(Work to complete)
In the listing that follows, count every line with the word "ylabel" in it and write only the total.

Data items:
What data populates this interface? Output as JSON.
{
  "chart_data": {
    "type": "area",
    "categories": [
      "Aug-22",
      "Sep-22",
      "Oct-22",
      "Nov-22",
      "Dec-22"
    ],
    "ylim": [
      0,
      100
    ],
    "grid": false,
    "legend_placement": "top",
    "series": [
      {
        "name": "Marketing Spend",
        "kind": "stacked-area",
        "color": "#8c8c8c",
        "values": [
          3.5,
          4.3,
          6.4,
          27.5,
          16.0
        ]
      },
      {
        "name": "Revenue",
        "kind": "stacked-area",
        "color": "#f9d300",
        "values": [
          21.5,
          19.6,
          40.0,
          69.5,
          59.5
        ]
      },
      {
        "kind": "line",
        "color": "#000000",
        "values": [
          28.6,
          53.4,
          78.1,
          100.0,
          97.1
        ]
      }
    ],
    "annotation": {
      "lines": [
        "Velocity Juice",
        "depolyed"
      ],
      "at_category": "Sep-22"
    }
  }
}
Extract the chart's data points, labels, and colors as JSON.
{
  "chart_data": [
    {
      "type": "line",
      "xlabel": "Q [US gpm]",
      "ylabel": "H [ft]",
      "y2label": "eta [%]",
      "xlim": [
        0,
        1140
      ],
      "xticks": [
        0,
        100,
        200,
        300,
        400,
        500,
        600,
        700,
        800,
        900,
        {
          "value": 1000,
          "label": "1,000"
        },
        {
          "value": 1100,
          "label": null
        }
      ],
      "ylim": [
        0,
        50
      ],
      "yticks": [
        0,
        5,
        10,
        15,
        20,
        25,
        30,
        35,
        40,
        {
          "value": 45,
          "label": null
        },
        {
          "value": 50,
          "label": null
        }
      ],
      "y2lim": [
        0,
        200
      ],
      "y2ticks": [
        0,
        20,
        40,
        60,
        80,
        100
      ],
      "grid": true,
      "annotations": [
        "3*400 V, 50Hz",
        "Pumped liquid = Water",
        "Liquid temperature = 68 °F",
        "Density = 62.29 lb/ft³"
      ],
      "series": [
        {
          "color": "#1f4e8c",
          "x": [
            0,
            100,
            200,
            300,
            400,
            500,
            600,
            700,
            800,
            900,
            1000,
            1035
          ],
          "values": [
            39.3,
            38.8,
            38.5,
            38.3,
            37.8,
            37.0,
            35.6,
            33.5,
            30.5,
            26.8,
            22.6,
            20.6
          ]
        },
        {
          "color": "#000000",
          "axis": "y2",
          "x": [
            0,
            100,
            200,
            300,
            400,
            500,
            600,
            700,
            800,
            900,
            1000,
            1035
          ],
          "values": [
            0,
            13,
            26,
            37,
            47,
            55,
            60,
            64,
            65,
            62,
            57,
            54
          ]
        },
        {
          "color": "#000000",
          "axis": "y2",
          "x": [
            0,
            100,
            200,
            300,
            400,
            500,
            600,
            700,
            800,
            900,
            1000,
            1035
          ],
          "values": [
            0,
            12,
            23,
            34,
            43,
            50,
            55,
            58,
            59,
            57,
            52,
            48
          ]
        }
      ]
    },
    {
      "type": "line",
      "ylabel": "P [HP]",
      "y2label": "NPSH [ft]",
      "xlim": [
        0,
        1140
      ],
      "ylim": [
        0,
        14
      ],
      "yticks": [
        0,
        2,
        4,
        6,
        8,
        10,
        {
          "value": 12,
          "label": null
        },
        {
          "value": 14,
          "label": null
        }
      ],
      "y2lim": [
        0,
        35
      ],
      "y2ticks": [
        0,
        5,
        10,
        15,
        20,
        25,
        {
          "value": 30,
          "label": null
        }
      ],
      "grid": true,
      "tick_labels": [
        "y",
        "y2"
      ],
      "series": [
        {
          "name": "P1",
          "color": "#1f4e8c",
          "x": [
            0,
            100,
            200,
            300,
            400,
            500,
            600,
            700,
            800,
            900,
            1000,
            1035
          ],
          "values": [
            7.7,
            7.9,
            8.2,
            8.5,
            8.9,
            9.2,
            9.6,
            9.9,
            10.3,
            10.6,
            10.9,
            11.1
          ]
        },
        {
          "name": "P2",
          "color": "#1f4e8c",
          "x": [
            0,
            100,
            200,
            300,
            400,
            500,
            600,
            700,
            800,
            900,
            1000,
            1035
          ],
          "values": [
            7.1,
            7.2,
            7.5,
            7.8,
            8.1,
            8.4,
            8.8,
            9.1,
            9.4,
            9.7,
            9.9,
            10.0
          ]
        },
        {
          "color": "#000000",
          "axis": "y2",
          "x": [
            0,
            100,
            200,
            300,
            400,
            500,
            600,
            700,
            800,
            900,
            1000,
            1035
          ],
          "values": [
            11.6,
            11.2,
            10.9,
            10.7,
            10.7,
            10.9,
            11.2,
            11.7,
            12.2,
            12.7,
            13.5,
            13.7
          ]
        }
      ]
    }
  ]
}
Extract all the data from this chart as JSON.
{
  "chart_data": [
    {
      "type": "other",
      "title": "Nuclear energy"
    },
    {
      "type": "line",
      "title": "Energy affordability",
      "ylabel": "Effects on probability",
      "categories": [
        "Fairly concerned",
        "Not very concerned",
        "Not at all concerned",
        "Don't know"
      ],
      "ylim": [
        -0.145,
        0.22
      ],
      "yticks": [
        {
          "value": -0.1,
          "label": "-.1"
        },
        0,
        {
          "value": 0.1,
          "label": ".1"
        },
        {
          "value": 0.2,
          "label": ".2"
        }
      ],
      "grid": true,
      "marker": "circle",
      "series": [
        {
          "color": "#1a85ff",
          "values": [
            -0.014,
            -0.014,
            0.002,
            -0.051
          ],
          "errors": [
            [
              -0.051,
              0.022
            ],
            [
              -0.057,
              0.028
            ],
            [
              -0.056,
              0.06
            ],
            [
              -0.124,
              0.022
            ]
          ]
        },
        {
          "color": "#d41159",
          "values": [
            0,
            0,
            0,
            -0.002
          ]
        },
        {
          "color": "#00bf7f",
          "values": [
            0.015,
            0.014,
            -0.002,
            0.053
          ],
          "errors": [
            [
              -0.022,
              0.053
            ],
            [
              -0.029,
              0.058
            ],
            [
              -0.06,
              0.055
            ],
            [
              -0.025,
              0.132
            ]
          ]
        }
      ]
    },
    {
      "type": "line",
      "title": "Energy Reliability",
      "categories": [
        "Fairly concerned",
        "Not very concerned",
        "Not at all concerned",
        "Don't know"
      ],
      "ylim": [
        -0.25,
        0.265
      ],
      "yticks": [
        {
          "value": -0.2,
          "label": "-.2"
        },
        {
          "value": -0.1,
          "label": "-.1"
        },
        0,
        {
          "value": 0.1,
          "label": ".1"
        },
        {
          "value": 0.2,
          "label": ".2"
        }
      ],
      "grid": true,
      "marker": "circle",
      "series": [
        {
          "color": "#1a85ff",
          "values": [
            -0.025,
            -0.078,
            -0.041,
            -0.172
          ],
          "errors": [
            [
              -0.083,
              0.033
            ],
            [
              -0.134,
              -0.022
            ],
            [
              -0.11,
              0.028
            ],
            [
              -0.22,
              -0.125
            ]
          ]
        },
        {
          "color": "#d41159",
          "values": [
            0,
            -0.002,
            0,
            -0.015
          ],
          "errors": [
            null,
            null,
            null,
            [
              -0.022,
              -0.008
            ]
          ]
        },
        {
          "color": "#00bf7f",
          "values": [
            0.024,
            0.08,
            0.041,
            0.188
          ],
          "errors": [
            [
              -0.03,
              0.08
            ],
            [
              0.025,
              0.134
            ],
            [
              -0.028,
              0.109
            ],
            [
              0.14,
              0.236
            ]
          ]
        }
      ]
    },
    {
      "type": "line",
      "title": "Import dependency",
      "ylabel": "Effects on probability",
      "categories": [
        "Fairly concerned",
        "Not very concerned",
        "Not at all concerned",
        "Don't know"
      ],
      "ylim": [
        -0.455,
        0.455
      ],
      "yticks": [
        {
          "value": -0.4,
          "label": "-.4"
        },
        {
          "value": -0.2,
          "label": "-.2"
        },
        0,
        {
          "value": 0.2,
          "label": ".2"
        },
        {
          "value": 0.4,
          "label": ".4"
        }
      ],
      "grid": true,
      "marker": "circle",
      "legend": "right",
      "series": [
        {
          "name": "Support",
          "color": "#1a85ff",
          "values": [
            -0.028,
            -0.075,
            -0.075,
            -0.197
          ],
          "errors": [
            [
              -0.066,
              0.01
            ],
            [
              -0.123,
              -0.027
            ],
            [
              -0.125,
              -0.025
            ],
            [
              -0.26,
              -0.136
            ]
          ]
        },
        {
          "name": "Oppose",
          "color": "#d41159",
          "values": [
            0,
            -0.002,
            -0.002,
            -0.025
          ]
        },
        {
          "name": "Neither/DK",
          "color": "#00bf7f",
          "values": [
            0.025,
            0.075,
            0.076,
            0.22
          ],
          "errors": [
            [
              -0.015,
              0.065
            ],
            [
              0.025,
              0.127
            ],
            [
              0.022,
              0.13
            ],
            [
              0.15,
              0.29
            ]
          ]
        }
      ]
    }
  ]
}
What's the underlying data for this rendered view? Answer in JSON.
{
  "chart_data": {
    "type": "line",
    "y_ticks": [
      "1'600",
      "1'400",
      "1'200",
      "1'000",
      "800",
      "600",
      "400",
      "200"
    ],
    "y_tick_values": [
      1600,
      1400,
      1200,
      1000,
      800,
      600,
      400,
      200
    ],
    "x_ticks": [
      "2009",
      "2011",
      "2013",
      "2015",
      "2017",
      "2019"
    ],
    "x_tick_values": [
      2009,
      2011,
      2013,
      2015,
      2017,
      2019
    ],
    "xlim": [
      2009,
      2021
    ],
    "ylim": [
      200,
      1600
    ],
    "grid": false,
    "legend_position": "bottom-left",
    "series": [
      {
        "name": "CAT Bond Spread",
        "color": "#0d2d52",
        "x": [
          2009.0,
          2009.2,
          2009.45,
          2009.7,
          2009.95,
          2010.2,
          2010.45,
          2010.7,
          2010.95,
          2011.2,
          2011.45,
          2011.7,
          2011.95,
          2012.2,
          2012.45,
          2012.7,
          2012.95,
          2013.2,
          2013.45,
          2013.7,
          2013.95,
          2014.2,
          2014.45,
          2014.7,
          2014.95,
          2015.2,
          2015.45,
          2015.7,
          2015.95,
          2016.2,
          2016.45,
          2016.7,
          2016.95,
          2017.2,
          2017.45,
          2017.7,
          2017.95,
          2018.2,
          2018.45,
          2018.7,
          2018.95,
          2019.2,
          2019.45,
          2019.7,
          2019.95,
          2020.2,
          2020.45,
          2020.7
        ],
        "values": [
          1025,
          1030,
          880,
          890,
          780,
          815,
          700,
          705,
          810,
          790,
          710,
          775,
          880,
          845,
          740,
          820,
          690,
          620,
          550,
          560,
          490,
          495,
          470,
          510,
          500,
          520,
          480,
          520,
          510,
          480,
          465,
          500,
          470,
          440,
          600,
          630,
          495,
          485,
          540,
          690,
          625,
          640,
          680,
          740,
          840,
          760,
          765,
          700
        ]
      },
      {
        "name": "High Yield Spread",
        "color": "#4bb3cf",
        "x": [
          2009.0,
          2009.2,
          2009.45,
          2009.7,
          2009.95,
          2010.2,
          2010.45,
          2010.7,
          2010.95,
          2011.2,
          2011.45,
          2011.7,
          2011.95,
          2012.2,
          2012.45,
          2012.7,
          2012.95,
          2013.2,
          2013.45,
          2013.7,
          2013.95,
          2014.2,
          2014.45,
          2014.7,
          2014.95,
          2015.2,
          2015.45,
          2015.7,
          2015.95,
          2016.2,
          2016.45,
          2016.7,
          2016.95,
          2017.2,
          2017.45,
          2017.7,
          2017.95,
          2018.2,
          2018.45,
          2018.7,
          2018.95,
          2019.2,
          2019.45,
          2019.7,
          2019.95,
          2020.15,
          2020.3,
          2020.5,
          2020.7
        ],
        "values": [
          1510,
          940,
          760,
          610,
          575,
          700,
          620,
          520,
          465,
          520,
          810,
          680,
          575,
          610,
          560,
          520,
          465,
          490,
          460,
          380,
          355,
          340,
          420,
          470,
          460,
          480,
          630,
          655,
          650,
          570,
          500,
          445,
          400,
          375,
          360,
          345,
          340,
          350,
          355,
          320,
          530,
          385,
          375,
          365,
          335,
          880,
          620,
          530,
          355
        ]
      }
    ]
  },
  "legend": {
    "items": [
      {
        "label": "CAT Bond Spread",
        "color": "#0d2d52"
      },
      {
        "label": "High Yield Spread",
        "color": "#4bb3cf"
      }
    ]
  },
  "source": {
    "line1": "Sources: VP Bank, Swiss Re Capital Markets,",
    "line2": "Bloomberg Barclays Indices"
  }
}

(Expected output)
4